DIRECTIVE: Leave out any picture and return the remaining listing below exactly as given.

EXERCISE INPUTS:
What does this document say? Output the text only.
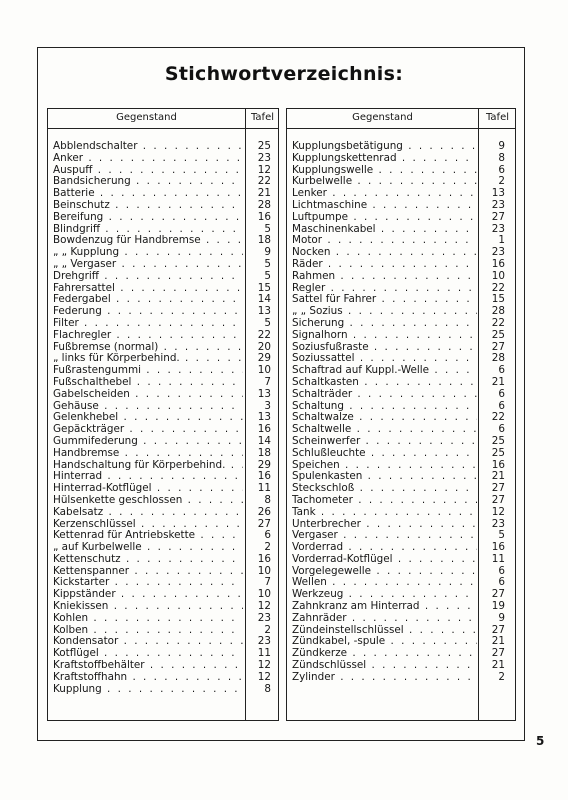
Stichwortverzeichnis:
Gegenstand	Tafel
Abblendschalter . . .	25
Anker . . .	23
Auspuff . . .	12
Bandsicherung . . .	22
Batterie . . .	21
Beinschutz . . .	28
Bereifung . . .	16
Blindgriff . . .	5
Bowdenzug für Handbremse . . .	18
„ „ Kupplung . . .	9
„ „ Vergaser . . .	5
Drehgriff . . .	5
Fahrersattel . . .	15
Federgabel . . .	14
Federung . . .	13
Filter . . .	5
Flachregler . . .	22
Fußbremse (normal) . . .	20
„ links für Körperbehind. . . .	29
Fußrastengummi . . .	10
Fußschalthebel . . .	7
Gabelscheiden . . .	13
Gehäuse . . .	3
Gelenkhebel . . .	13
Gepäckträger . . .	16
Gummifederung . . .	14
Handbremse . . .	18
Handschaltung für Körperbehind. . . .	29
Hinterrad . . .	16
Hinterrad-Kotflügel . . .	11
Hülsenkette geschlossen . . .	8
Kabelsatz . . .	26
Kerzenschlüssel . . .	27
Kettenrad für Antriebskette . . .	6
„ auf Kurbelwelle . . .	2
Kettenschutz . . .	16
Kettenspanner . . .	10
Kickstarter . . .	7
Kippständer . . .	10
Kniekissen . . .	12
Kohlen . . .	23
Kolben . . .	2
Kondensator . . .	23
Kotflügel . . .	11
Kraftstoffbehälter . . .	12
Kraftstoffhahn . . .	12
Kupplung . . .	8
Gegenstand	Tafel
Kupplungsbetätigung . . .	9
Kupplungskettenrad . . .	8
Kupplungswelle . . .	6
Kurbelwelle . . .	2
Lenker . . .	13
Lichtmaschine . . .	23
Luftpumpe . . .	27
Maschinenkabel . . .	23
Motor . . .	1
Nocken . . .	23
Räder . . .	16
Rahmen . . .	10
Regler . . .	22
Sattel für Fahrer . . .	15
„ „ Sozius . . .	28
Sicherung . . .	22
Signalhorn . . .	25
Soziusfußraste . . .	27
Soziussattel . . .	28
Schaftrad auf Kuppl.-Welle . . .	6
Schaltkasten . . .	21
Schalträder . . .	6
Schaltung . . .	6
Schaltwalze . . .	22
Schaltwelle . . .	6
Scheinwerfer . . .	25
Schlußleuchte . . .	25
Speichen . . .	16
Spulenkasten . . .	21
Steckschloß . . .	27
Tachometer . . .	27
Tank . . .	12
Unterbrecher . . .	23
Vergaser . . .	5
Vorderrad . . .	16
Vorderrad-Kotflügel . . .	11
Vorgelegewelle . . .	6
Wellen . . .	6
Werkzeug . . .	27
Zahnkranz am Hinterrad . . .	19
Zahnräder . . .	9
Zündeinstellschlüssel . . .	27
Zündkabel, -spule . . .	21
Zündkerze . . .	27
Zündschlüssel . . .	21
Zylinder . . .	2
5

COMPLETE ANSWER:
What does this document say? Output the text only.
Stichwortverzeichnis:
Gegenstand	Tafel
Abblendschalter . . .	25
Anker . . .	23
Auspuff . . .	12
Bandsicherung . . .	22
Batterie . . .	21
Beinschutz . . .	28
Bereifung . . .	16
Blindgriff . . .	5
Bowdenzug für Handbremse . . .	18
„ „ Kupplung . . .	9
„ „ Vergaser . . .	5
Drehgriff . . .	5
Fahrersattel . . .	15
Federgabel . . .	14
Federung . . .	13
Filter . . .	5
Flachregler . . .	22
Fußbremse (normal) . . .	20
„ links für Körperbehind. . . .	29
Fußrastengummi . . .	10
Fußschalthebel . . .	7
Gabelscheiden . . .	13
Gehäuse . . .	3
Gelenkhebel . . .	13
Gepäckträger . . .	16
Gummifederung . . .	14
Handbremse . . .	18
Handschaltung für Körperbehind. . . .	29
Hinterrad . . .	16
Hinterrad-Kotflügel . . .	11
Hülsenkette geschlossen . . .	8
Kabelsatz . . .	26
Kerzenschlüssel . . .	27
Kettenrad für Antriebskette . . .	6
„ auf Kurbelwelle . . .	2
Kettenschutz . . .	16
Kettenspanner . . .	10
Kickstarter . . .	7
Kippständer . . .	10
Kniekissen . . .	12
Kohlen . . .	23
Kolben . . .	2
Kondensator . . .	23
Kotflügel . . .	11
Kraftstoffbehälter . . .	12
Kraftstoffhahn . . .	12
Kupplung . . .	8
Gegenstand	Tafel
Kupplungsbetätigung . . .	9
Kupplungskettenrad . . .	8
Kupplungswelle . . .	6
Kurbelwelle . . .	2
Lenker . . .	13
Lichtmaschine . . .	23
Luftpumpe . . .	27
Maschinenkabel . . .	23
Motor . . .	1
Nocken . . .	23
Räder . . .	16
Rahmen . . .	10
Regler . . .	22
Sattel für Fahrer . . .	15
„ „ Sozius . . .	28
Sicherung . . .	22
Signalhorn . . .	25
Soziusfußraste . . .	27
Soziussattel . . .	28
Schaftrad auf Kuppl.-Welle . . .	6
Schaltkasten . . .	21
Schalträder . . .	6
Schaltung . . .	6
Schaltwalze . . .	22
Schaltwelle . . .	6
Scheinwerfer . . .	25
Schlußleuchte . . .	25
Speichen . . .	16
Spulenkasten . . .	21
Steckschloß . . .	27
Tachometer . . .	27
Tank . . .	12
Unterbrecher . . .	23
Vergaser . . .	5
Vorderrad . . .	16
Vorderrad-Kotflügel . . .	11
Vorgelegewelle . . .	6
Wellen . . .	6
Werkzeug . . .	27
Zahnkranz am Hinterrad . . .	19
Zahnräder . . .	9
Zündeinstellschlüssel . . .	27
Zündkabel, -spule . . .	21
Zündkerze . . .	27
Zündschlüssel . . .	21
Zylinder . . .	2
5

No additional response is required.